Excerpt from a dataset:
▼▼▼
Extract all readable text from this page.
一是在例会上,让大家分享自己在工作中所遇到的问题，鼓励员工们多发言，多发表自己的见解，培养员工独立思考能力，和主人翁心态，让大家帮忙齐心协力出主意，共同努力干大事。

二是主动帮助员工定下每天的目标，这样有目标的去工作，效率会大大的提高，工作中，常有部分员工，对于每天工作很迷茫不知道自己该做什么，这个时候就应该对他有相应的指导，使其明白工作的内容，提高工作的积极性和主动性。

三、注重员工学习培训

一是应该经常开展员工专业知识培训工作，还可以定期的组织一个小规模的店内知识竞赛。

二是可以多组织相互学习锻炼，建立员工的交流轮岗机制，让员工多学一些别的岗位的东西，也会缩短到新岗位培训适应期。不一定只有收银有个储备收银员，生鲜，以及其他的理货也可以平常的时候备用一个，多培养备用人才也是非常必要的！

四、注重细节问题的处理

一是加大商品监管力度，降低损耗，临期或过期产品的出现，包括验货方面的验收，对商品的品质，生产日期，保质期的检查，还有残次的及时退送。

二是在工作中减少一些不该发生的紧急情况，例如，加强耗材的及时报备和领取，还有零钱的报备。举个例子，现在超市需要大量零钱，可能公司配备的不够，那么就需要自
▲▲▲
▸ **Task requirements**:
Please restate the records in full, word for word.

▸ **Solution**:
Extract all readable text from this page.
一是在例会上,让大家分享自己在工作中所遇到的问题，鼓励员工们多发言，多发表自己的见解，培养员工独立思考能力，和主人翁心态，让大家帮忙齐心协力出主意，共同努力干大事。

二是主动帮助员工定下每天的目标，这样有目标的去工作，效率会大大的提高，工作中，常有部分员工，对于每天工作很迷茫不知道自己该做什么，这个时候就应该对他有相应的指导，使其明白工作的内容，提高工作的积极性和主动性。

三、注重员工学习培训

一是应该经常开展员工专业知识培训工作，还可以定期的组织一个小规模的店内知识竞赛。

二是可以多组织相互学习锻炼，建立员工的交流轮岗机制，让员工多学一些别的岗位的东西，也会缩短到新岗位培训适应期。不一定只有收银有个储备收银员，生鲜，以及其他的理货也可以平常的时候备用一个，多培养备用人才也是非常必要的！

四、注重细节问题的处理

一是加大商品监管力度，降低损耗，临期或过期产品的出现，包括验货方面的验收，对商品的品质，生产日期，保质期的检查，还有残次的及时退送。

二是在工作中减少一些不该发生的紧急情况，例如，加强耗材的及时报备和领取，还有零钱的报备。举个例子，现在超市需要大量零钱，可能公司配备的不够，那么就需要自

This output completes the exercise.